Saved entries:
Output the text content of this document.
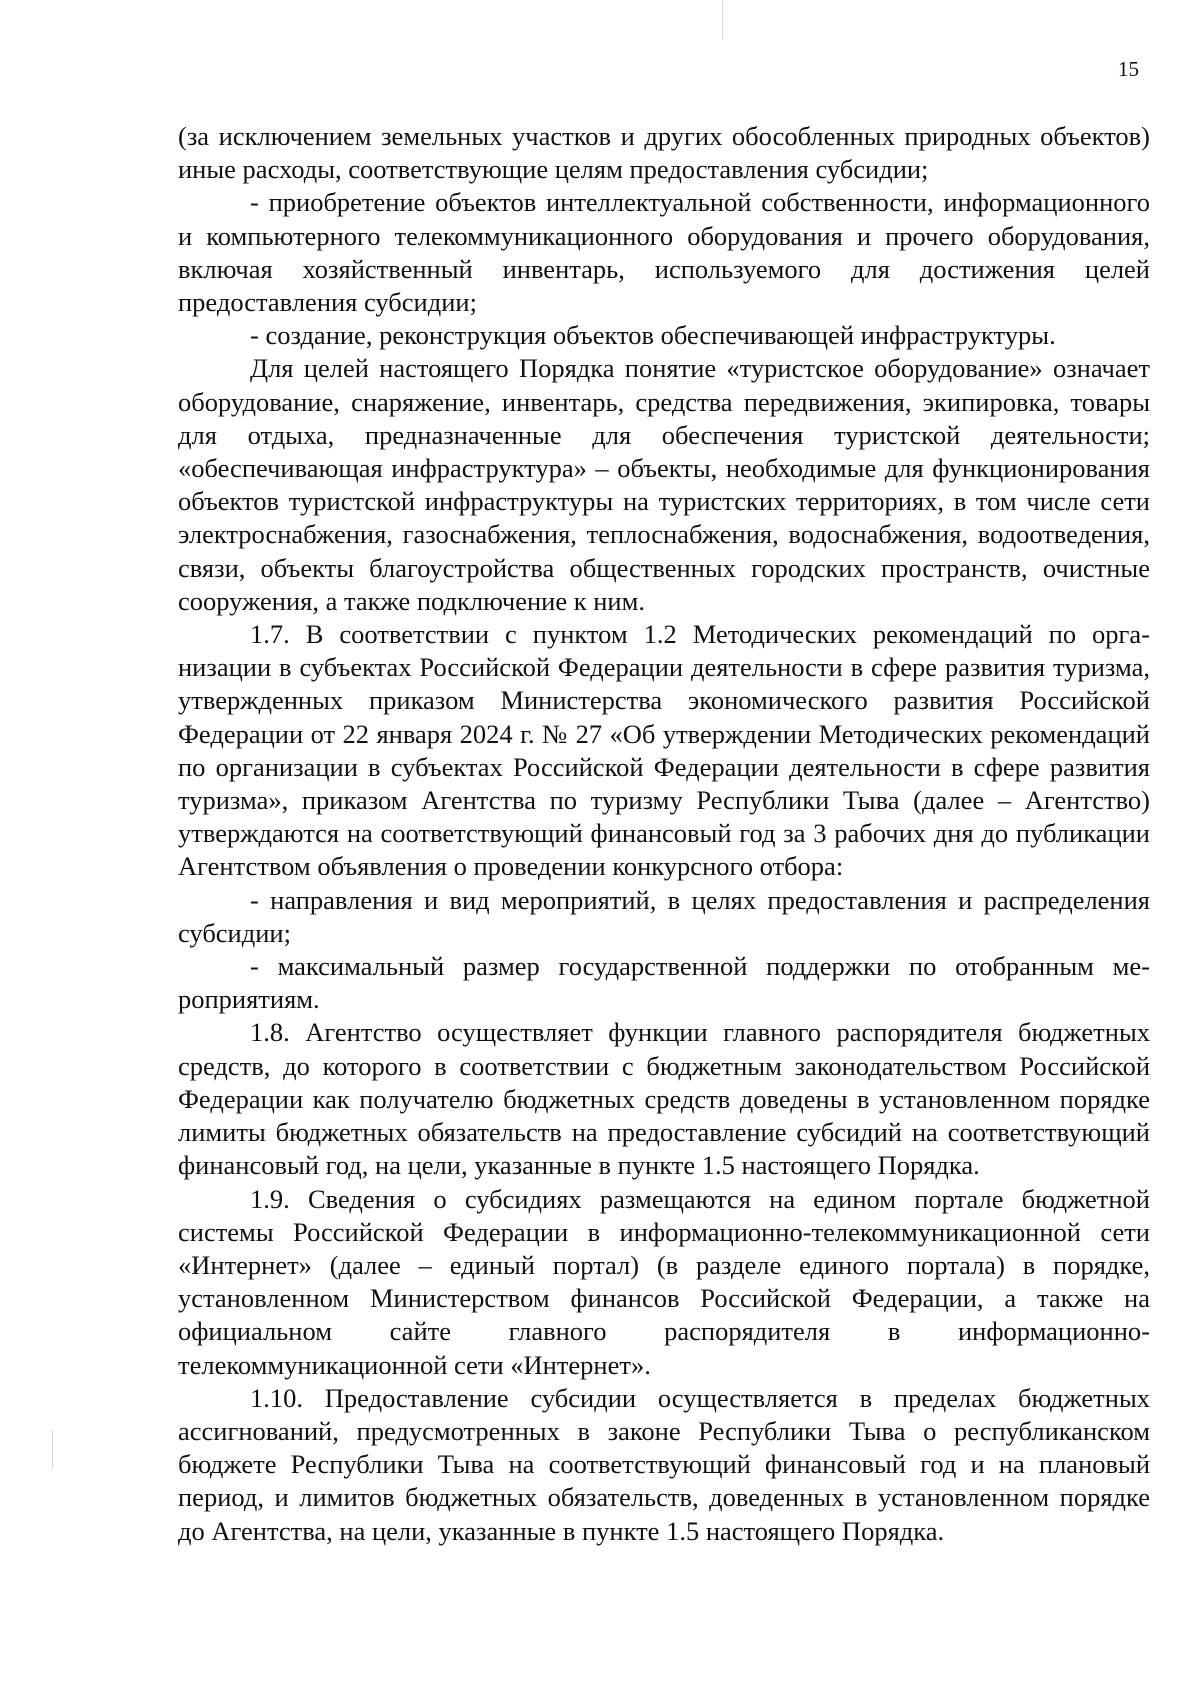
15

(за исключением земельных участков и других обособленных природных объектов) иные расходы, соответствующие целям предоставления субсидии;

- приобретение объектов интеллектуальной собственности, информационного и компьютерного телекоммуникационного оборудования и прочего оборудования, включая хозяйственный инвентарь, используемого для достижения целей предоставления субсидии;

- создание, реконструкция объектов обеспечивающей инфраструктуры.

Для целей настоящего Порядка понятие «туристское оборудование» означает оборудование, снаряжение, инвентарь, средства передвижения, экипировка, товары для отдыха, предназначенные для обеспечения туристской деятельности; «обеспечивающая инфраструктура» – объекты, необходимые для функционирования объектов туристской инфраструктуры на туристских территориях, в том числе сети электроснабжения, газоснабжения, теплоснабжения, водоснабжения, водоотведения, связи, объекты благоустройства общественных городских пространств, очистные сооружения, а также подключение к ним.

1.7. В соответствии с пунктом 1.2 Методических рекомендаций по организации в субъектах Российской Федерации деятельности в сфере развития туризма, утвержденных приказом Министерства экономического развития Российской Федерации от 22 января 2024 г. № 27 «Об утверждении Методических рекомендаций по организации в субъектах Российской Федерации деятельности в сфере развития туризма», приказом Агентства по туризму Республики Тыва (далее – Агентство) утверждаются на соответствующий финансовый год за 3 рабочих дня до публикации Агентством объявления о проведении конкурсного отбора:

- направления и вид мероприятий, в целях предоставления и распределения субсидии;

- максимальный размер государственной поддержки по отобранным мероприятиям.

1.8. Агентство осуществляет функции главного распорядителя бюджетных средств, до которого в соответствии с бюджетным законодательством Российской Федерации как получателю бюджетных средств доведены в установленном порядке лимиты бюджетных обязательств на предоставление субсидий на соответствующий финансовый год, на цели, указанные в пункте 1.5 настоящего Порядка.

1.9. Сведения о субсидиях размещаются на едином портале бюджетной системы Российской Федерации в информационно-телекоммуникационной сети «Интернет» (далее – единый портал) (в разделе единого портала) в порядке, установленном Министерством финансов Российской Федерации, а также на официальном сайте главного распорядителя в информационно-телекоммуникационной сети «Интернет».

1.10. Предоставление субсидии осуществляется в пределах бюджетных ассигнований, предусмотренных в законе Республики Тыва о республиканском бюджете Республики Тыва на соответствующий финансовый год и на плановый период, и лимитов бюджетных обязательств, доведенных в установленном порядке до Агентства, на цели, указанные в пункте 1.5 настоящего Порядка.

==

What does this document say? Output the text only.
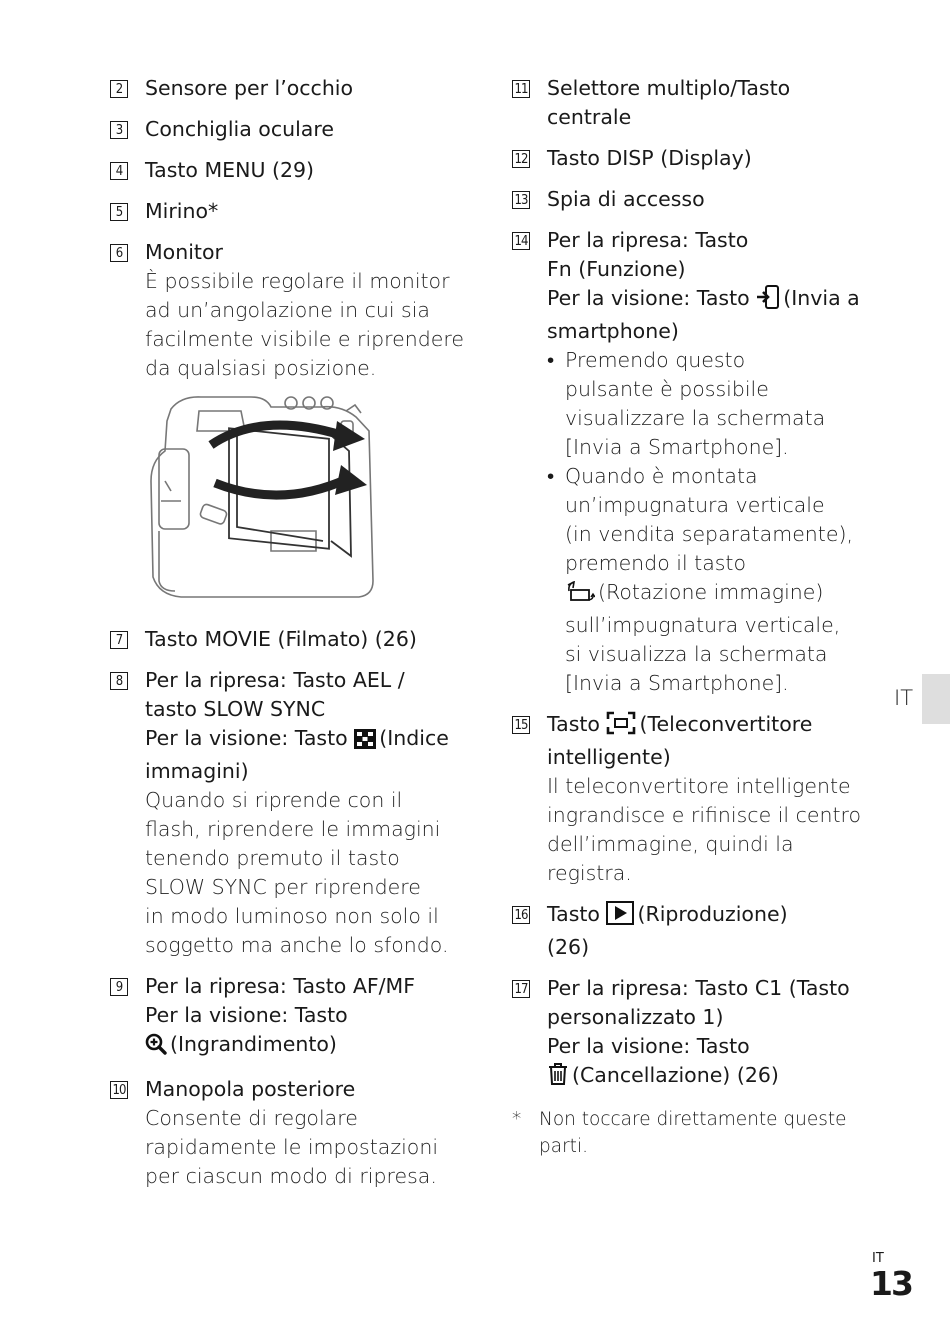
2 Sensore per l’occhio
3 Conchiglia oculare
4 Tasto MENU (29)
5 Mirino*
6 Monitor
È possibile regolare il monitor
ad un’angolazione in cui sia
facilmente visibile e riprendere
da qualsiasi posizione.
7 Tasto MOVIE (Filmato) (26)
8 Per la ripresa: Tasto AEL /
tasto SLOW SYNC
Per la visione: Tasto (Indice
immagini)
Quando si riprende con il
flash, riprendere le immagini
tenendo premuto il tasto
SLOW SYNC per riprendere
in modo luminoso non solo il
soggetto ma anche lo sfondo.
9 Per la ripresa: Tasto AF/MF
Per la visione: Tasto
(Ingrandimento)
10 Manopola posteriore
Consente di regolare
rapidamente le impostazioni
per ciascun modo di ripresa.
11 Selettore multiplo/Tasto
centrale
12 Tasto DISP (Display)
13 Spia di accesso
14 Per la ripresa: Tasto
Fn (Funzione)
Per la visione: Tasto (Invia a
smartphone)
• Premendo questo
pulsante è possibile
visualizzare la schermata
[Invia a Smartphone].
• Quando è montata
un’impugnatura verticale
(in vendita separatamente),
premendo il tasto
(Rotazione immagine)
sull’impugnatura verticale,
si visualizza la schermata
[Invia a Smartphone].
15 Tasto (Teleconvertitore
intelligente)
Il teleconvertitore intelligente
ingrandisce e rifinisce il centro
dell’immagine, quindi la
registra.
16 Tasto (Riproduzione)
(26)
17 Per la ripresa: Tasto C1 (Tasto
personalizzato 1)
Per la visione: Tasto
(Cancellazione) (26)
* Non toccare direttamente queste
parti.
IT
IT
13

* _Stated task_: Gather and copy every line of the data in which the string "regolare" is found.

* _Exercise response_:
È possibile regolare il monitor
Consente di regolare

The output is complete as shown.